Stored data entries
>> START
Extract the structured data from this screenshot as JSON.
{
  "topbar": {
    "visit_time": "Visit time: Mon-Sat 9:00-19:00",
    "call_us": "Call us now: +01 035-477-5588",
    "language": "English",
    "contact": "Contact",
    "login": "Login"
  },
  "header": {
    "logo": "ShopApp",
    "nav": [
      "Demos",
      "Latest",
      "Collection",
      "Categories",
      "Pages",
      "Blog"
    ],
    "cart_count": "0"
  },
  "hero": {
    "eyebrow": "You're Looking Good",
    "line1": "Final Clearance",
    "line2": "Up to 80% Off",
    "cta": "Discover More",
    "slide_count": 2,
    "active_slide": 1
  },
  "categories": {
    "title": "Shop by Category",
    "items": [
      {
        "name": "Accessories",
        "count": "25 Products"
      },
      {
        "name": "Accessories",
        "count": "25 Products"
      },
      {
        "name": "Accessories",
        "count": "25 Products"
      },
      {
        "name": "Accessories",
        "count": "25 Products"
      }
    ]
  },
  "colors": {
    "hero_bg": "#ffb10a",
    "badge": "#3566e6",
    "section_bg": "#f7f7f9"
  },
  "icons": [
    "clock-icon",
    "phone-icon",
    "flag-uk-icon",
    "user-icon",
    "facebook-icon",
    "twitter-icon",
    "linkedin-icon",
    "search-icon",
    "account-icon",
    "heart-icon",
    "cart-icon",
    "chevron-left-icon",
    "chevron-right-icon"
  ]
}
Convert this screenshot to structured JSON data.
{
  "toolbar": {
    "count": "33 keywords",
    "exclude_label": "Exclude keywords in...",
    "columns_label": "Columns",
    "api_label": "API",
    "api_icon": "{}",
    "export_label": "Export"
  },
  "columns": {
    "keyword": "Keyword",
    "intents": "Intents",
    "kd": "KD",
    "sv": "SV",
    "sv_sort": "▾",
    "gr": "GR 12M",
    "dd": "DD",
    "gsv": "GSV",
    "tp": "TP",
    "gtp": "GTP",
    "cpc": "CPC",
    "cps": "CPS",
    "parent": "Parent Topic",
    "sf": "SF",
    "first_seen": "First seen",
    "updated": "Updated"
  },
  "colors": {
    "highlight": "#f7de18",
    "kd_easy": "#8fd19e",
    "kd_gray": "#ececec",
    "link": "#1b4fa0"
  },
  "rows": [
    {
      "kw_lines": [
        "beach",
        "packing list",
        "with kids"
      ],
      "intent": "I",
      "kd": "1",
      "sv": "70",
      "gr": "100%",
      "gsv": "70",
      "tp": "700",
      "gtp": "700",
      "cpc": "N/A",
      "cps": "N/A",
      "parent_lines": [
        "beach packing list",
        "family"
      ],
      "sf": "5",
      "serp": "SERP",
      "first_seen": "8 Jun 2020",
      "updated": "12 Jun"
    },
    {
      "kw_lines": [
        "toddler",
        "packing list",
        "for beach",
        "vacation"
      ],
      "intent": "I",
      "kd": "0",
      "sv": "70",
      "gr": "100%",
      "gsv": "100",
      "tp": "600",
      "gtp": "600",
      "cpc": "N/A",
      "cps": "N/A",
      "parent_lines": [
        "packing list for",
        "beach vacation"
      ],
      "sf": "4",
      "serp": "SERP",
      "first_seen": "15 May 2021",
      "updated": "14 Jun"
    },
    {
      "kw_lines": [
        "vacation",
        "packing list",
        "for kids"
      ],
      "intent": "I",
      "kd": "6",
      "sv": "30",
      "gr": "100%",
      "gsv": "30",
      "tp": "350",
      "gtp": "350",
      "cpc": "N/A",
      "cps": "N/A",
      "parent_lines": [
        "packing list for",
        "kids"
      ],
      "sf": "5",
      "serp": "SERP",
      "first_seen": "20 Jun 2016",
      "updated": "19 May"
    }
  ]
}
>> END
REQUEST
Copy all lines from the listing that contain "keywords".

EXPECTED ANSWER
    "count": "33 keywords",
    "exclude_label": "Exclude keywords in...",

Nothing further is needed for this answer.